_Required work_:
Scan the records and identify every line in which the string "начала" occurs, then return those lines.

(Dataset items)
#####

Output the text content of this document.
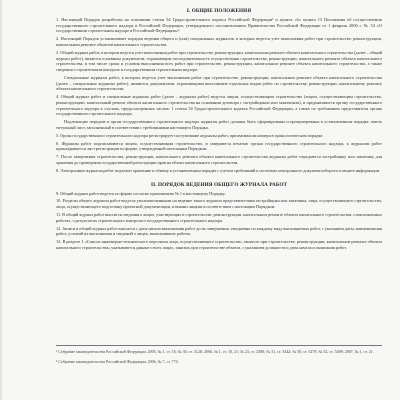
I. ОБЩИЕ ПОЛОЖЕНИЯ

1. Настоящий Порядок разработан на основании статьи 54 Градостроительного кодекса Российской Федерации¹ и пункта «б» пункта 13 Положения об осуществлении государственного строительного надзора в Российской Федерации, утвержденного постановлением Правительства Российской Федерации от 1 февраля 2006 г. № 54 «О государственном строительном надзоре в Российской Федерации»².

2. Настоящий Порядок устанавливает порядок ведения общего и (или) специальных журналов, в которых ведется учет выполнения работ при строительстве, реконструкции, капитальном ремонте объектов капитального строительства.

3. Общий журнал работ, в котором ведется учет выполнения работ при строительстве, реконструкции, капитальном ремонте объекта капитального строительства (далее – общий журнал работ), является основным документом, отражающим последовательность осуществления строительства, реконструкции, капитального ремонта объекта капитального строительства, в том числе сроки и условия выполнения всех работ при строительстве, реконструкции, капитальном ремонте объекта капитального строительства, а также сведения о строительном контроле и государственном строительном надзоре.

Специальные журналы работ, в которых ведется учет выполнения работ при строительстве, реконструкции, капитальном ремонте объекта капитального строительства (далее – специальные журналы работ), являются документами, отражающими выполнение отдельных видов работ по строительству, реконструкции, капитальному ремонту объекта капитального строительства.

4. Общий журнал работ и специальные журналы работ (далее – журналы работ) ведутся лицом, осуществляющим строительство (лицом, осуществляющим строительство, реконструкцию, капитальный ремонт объекта капитального строительства на основании договора с застройщиком или заказчиком), и предъявляются органу государственного строительного надзора в случаях, предусмотренных частью 1 статьи 54 Градостроительного кодекса Российской Федерации, а также по требованию представителя органа государственного строительного надзора.

Подлежащие передаче в орган государственного строительного надзора журналы работ должны быть сформированы и пронумерованы в установленном порядке, иметь титульный лист, заполненный в соответствии с требованиями настоящего Порядка.

5. Орган государственного строительного надзора регистрирует поступившие журналы работ, присваивая им номера в хронологическом порядке.

6. Журналы работ подписываются лицом, осуществляющим строительство, и заверяются печатью органа государственного строительного надзора, к журналам работ прикладывается лист регистрации по форме, утвержденной настоящим Порядком.

7. После завершения строительства, реконструкции, капитального ремонта объекта капитального строительства журналы работ передаются застройщику или заказчику для хранения до проведения государственной регистрации прав на объект капитального строительства.

8. Электронные журналы работ подлежат хранению и обмену в установленном порядке с учетом требований к системам электронного документооборота и защите информации.

II. ПОРЯДОК ВЕДЕНИЯ ОБЩЕГО ЖУРНАЛА РАБОТ

9. Общий журнал работ ведется по форме согласно приложению № 1 к настоящему Порядку.

10. Разделы общего журнала работ ведутся уполномоченными на ведение такого журнала представителями застройщика или заказчика, лица, осуществляющего строительство, лица, осуществляющего подготовку проектной документации, и иными лицами в соответствии с настоящим Порядком.

11. В общий журнал работ вносятся сведения о лицах, участвующих в строительстве, реконструкции, капитальном ремонте объекта капитального строительства, о выполненных работах, о результатах строительного контроля и государственного строительного надзора.

12. Записи в общий журнал работ вносятся с даты начала выполнения работ до их завершения, ежедневно по каждому виду выполняемых работ, с указанием даты, наименования работ, условий их выполнения и сведений о лицах, выполнивших работы.

13. В разделе 1 «Список инженерно-технического персонала лица, осуществляющего строительство, занятого при строительстве, реконструкции, капитальном ремонте объекта капитального строительства» указываются данные о всех лицах, занятых при строительстве объекта, с указанием должности и даты начала и окончания работ.

¹ Собрание законодательства Российской Федерации, 2005, № 1, ст. 16; № 30, ст. 3128; 2006, № 1, ст. 10, 21; № 23, ст. 2380; № 31, ст. 3442; № 50, ст. 5279; № 52, ст. 5498; 2007, № 1, ст. 21.

² Собрание законодательства Российской Федерации, 2006, № 7, ст. 774.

#####

_Written solution_:
12. Записи в общий журнал работ вносятся с даты начала выполнения работ до их завершения, ежедневно по каждому виду выполняемых работ, с указанием даты, наименования работ, условий их выполнения и сведений о лицах, выполнивших работы.
13. В разделе 1 «Список инженерно-технического персонала лица, осуществляющего строительство, занятого при строительстве, реконструкции, капитальном ремонте объекта капитального строительства» указываются данные о всех лицах, занятых при строительстве объекта, с указанием должности и даты начала и окончания работ.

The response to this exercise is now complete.